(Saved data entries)
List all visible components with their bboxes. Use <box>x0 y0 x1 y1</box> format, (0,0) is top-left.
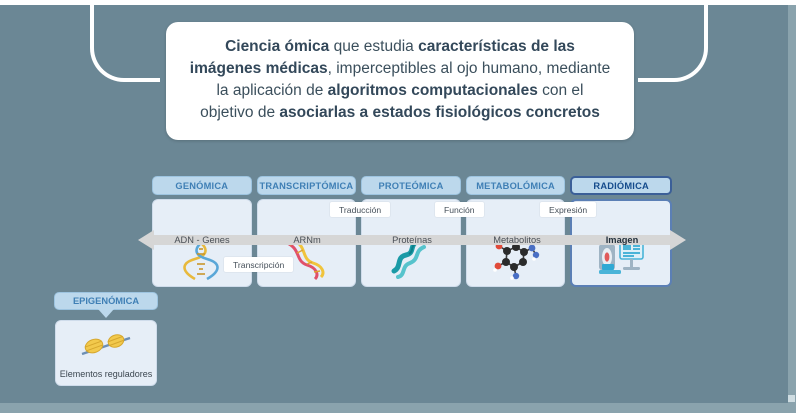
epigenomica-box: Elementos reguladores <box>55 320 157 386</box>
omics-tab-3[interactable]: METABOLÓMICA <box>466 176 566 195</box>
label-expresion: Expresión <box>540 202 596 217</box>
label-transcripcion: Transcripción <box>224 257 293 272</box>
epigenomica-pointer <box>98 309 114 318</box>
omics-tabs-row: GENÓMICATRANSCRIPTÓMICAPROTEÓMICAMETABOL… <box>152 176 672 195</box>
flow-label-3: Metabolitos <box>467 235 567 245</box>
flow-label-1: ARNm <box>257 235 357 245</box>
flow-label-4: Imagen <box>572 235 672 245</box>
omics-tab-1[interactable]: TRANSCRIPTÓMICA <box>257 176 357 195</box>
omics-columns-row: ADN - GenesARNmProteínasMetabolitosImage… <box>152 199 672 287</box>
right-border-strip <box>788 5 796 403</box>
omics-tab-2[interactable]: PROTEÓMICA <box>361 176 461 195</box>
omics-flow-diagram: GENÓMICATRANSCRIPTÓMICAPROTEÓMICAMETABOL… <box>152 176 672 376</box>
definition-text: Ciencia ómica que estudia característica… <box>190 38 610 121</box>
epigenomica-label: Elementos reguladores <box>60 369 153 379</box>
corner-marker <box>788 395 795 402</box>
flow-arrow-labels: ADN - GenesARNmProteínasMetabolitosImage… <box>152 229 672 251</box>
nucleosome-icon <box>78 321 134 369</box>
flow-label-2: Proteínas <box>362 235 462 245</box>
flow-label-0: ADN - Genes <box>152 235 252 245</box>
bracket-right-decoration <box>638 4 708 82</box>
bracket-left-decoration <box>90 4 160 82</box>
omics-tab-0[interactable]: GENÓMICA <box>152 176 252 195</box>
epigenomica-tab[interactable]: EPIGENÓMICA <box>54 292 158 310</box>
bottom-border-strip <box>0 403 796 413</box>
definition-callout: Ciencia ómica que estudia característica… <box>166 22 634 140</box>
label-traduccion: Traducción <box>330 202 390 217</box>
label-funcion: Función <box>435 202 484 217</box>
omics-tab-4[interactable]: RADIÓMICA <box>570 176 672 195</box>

To do:
Print each record exactly as it stands, skipping the pictures.

Response box:
List all visible components with their bboxes. Use <box>x0 y0 x1 y1</box> format, (0,0) is top-left.
epigenomica-box: Elementos reguladores <box>55 320 157 386</box>
omics-tab-3[interactable]: METABOLÓMICA <box>466 176 566 195</box>
label-expresion: Expresión <box>540 202 596 217</box>
label-transcripcion: Transcripción <box>224 257 293 272</box>
epigenomica-pointer <box>98 309 114 318</box>
omics-tabs-row: GENÓMICATRANSCRIPTÓMICAPROTEÓMICAMETABOL… <box>152 176 672 195</box>
flow-label-3: Metabolitos <box>467 235 567 245</box>
flow-label-1: ARNm <box>257 235 357 245</box>
flow-label-4: Imagen <box>572 235 672 245</box>
omics-tab-1[interactable]: TRANSCRIPTÓMICA <box>257 176 357 195</box>
omics-columns-row: ADN - GenesARNmProteínasMetabolitosImage… <box>152 199 672 287</box>
right-border-strip <box>788 5 796 403</box>
omics-tab-2[interactable]: PROTEÓMICA <box>361 176 461 195</box>
omics-flow-diagram: GENÓMICATRANSCRIPTÓMICAPROTEÓMICAMETABOL… <box>152 176 672 376</box>
definition-text: Ciencia ómica que estudia característica… <box>190 38 610 121</box>
epigenomica-label: Elementos reguladores <box>60 369 153 379</box>
corner-marker <box>788 395 795 402</box>
flow-arrow-labels: ADN - GenesARNmProteínasMetabolitosImage… <box>152 229 672 251</box>
nucleosome-icon <box>78 321 134 369</box>
flow-label-2: Proteínas <box>362 235 462 245</box>
flow-label-0: ADN - Genes <box>152 235 252 245</box>
bracket-right-decoration <box>638 4 708 82</box>
bracket-left-decoration <box>90 4 160 82</box>
omics-tab-0[interactable]: GENÓMICA <box>152 176 252 195</box>
epigenomica-tab[interactable]: EPIGENÓMICA <box>54 292 158 310</box>
bottom-border-strip <box>0 403 796 413</box>
definition-callout: Ciencia ómica que estudia característica… <box>166 22 634 140</box>
label-traduccion: Traducción <box>330 202 390 217</box>
label-funcion: Función <box>435 202 484 217</box>
omics-tab-4[interactable]: RADIÓMICA <box>570 176 672 195</box>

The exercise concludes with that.